═══ RECORD SET

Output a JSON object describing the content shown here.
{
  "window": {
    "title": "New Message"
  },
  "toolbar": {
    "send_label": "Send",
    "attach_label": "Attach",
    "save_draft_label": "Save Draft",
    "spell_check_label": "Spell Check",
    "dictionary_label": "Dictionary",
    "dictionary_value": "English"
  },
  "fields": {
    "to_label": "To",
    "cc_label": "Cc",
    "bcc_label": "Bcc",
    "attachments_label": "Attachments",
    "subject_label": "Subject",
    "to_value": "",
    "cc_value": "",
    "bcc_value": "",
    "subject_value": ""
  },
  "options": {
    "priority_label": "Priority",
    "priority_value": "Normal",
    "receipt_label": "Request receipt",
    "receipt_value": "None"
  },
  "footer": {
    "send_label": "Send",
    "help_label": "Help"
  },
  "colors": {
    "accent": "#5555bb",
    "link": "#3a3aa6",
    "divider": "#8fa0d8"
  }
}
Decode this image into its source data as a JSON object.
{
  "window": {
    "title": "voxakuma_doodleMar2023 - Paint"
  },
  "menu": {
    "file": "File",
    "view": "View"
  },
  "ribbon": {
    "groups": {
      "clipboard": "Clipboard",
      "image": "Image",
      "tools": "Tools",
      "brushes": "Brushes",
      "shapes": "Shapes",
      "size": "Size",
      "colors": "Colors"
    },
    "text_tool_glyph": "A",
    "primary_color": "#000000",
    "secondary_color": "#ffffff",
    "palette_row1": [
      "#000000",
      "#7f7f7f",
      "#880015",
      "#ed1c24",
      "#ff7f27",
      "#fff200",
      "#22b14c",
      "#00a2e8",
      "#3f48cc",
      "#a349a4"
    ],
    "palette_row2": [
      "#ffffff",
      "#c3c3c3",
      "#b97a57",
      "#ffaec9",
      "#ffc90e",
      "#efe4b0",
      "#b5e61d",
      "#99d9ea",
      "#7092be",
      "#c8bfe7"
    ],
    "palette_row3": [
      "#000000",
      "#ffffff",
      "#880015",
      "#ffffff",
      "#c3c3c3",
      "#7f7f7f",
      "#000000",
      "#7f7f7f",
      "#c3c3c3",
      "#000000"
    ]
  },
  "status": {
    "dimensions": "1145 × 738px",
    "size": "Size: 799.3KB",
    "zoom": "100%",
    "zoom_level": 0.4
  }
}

══════

_REQUIREMENT_. Every line above needs to be retyped exactly.

_ANSWER_.
Output a JSON object describing the content shown here.
{
  "window": {
    "title": "New Message"
  },
  "toolbar": {
    "send_label": "Send",
    "attach_label": "Attach",
    "save_draft_label": "Save Draft",
    "spell_check_label": "Spell Check",
    "dictionary_label": "Dictionary",
    "dictionary_value": "English"
  },
  "fields": {
    "to_label": "To",
    "cc_label": "Cc",
    "bcc_label": "Bcc",
    "attachments_label": "Attachments",
    "subject_label": "Subject",
    "to_value": "",
    "cc_value": "",
    "bcc_value": "",
    "subject_value": ""
  },
  "options": {
    "priority_label": "Priority",
    "priority_value": "Normal",
    "receipt_label": "Request receipt",
    "receipt_value": "None"
  },
  "footer": {
    "send_label": "Send",
    "help_label": "Help"
  },
  "colors": {
    "accent": "#5555bb",
    "link": "#3a3aa6",
    "divider": "#8fa0d8"
  }
}
Decode this image into its source data as a JSON object.
{
  "window": {
    "title": "voxakuma_doodleMar2023 - Paint"
  },
  "menu": {
    "file": "File",
    "view": "View"
  },
  "ribbon": {
    "groups": {
      "clipboard": "Clipboard",
      "image": "Image",
      "tools": "Tools",
      "brushes": "Brushes",
      "shapes": "Shapes",
      "size": "Size",
      "colors": "Colors"
    },
    "text_tool_glyph": "A",
    "primary_color": "#000000",
    "secondary_color": "#ffffff",
    "palette_row1": [
      "#000000",
      "#7f7f7f",
      "#880015",
      "#ed1c24",
      "#ff7f27",
      "#fff200",
      "#22b14c",
      "#00a2e8",
      "#3f48cc",
      "#a349a4"
    ],
    "palette_row2": [
      "#ffffff",
      "#c3c3c3",
      "#b97a57",
      "#ffaec9",
      "#ffc90e",
      "#efe4b0",
      "#b5e61d",
      "#99d9ea",
      "#7092be",
      "#c8bfe7"
    ],
    "palette_row3": [
      "#000000",
      "#ffffff",
      "#880015",
      "#ffffff",
      "#c3c3c3",
      "#7f7f7f",
      "#000000",
      "#7f7f7f",
      "#c3c3c3",
      "#000000"
    ]
  },
  "status": {
    "dimensions": "1145 × 738px",
    "size": "Size: 799.3KB",
    "zoom": "100%",
    "zoom_level": 0.4
  }
}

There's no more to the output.